[Opening Passage to read section]

Round-trip in-process (key.sign() then key.verify() on the same NodeRSA instance, no setOptions between them) is unaffected — both sides see the same default and round-trip cleanly. Cross-version verification (sign in v1, verify in v2, or vice versa) requires an explicit scheme on at least one side.

Step 8: if you used a custom MGF for PSS

The node bundle calls node:crypto.sign / verify for PSS, and node:crypto only supports MGF1 with hash equal to the signing hash. Passing signingScheme: { scheme: 'pss', mgf: ... } on Node throws at scheme construction. To keep a custom MGF, opt back into the pure-JS path:

key.setOptions({ environment: 'browser' });   // forces JsEngine + JS schemes

If you forced environment: 'browser' at runtime, sign/verify revert to the pure-JS schemes alongside the engine — that path is unchanged.

Step 9: re-run your tests

The 61-case mocha suite from v1 is ported 1-to-1 in v2's test/node-rsa.spec.ts (run on both Node and browser-emulated workspaces) and is green. If your tests still pass, you're done.

Step 10: TypeScript types — drop @types/node-rsa

v2 ships native TypeScript types. Uninstall @types/node-rsa — keeping it shadows the bundled .d.ts and produces stale errors:

npm uninstall @types/node-rsa

The runtime and value-level API is unchanged, but the type surface differs from @types/node-rsa@1.1.4 in a few places. The fixes are mechanical.

Module shape

DT used export = NodeRSA, which carried a namespace alongside the class. v2 uses export default NodeRSA plus named type exports.

// v1 + @types/node-rsa
import NodeRSA = require('node-rsa');
const opts: NodeRSA.Options = { signingScheme: 'pkcs1-sha256' };
const key: NodeRSA.Key = pemString;

// v2
import NodeRSA, { type NodeRSAOptions, type Key } from 'node-rsa';
const opts: NodeRSAOptions = { signingScheme: 'pkcs1-sha256' };
const key: Key = pemString;

The NodeRSA.<TypeName> namespace pattern no longer resolves — every type must be imported by name.

One renamed type

Only the Options interface is renamed — DT scoped it under the namespace (NodeRSA.Options), v2 exports it flat with the class-prefix:

@types/node-rsa@1.1.4 v2
NodeRSA.Options NodeRSAOptions

Every other DT type name is preserved as-is: Key, Data, KeyBits, KeyComponentsPrivate, KeyComponentsPublic, Format, FormatPem, FormatDer, FormatComponentsPrivate, FormatComponentsPublic, Encoding, EncryptionScheme, SigningScheme, SigningSchemeHash, HashingAlgorithm, AdvancedSigningScheme, AdvancedSigningSchemePSS, AdvancedSigningSchemePKCS1, AdvancedEncryptionScheme, AdvancedEncryptionSchemePKCS1, AdvancedEncryptionSchemePKCS1OAEP. Import them by name.

Encoding is narrower

DT declared Encoding = "ascii" | "utf8" | "utf16le" | "ucs2" | "latin1" | "base64" | "hex" | "binary" | "buffer". v2 declares Encoding = 'buffer' | 'binary' | 'latin1' | 'hex' | 'base64' | 'utf8'.

The dropped values (ascii, utf16le, ucs2) were not actually wired end-to-end in v1 — passing them ran the data through a base64 fallback that mangled non-ASCII input. v2 removes the type so the silent fallback can't be reached. If you were genuinely using 'utf16le' and getting expected results, you weren't; switch to 'utf8' or pre-encode the buffer yourself.

'binary' and 'latin1' are interchangeable in v2 and map to the same runtime path.

Return types

Buffer on Node, Uint8Array on browser — already covered in Step 3. DT always returned Buffer; if you relied on Buffer-only methods (.toString('base64'), .write, etc.) on a browser build, switch to the explicit-encoding overloads or polyfill Buffer.

When to keep using v1

  • You depend on node-rsa working under Node ≤ 18.
  • You import from node-rsa/src/... deep-paths. v2 doesn't expose that layout.
  • You patched the v1 source for a private fix. The v2 file structure is different; reapply against v2 or wait for the v2.x port of your patch.

[Closing Passage to read section]
[Opening Records provided section]

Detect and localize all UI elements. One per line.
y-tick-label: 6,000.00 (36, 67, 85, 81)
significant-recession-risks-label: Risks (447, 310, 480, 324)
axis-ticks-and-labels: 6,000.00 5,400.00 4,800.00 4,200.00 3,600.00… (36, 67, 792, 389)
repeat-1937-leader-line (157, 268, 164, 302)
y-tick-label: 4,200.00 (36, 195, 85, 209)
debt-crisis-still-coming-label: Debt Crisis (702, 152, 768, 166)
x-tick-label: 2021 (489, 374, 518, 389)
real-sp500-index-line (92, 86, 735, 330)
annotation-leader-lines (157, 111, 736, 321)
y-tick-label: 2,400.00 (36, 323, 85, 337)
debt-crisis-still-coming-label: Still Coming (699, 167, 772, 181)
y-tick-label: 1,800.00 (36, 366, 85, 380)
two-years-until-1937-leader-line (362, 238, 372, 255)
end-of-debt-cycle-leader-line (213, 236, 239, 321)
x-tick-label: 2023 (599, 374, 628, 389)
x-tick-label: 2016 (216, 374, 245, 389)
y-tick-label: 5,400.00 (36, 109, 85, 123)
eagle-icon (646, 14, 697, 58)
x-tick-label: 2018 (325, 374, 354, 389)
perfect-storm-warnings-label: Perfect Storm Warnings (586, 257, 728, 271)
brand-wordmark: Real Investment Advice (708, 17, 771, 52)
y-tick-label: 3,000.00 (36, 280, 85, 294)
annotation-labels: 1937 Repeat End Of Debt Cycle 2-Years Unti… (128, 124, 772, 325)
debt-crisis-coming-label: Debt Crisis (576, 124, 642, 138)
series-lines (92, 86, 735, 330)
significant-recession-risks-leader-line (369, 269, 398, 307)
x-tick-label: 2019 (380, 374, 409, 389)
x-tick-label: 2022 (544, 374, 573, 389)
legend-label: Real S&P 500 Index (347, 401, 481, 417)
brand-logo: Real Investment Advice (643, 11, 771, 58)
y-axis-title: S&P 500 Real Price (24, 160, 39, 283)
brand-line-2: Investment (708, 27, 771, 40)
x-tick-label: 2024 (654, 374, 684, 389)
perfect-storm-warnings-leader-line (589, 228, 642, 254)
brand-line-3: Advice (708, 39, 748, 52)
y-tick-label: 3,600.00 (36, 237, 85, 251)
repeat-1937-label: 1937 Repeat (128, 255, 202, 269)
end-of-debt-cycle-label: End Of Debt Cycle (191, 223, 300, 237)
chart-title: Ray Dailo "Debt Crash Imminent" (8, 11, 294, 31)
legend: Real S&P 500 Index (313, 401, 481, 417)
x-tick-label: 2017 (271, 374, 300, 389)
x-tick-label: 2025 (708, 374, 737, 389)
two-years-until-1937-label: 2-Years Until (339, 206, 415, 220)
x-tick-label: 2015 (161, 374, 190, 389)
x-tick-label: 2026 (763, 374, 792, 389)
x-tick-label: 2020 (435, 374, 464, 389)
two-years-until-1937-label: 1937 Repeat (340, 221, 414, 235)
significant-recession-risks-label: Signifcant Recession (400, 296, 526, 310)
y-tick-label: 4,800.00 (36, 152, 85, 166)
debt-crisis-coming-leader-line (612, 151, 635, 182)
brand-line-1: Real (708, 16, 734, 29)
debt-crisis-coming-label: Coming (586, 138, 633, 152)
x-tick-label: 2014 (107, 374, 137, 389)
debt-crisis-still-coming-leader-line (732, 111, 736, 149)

[Closing Records provided section]

» Activity list
1) According to the node-rsa migration guide, why does v2's Encoding type no longer include ascii, utf16le, and ucs2? Answer in one to three sentences.
2) Copy the part of the node-rsa migration guide between "Buffer on Node, Uint8Array" and "of your patch.", inclusive.

» Answers for each item
1) In v1 those values were never actually wired end-to-end. Passing them sent the data through a base64 fallback that mangled non-ASCII input. v2 removes them from the type so that silent fallback can't be reached.

2)
Buffer on Node, Uint8Array on browser — already covered in Step 3. DT always returned Buffer; if you relied on Buffer-only methods (.toString('base64'), .write, etc.) on a browser build, switch to the explicit-encoding overloads or polyfill Buffer.

When to keep using v1

  • You depend on node-rsa working under Node ≤ 18.
  • You import from node-rsa/src/... deep-paths. v2 doesn't expose that layout.
  • You patched the v1 source for a private fix. The v2 file structure is different; reapply against v2 or wait for the v2.x port of your patch.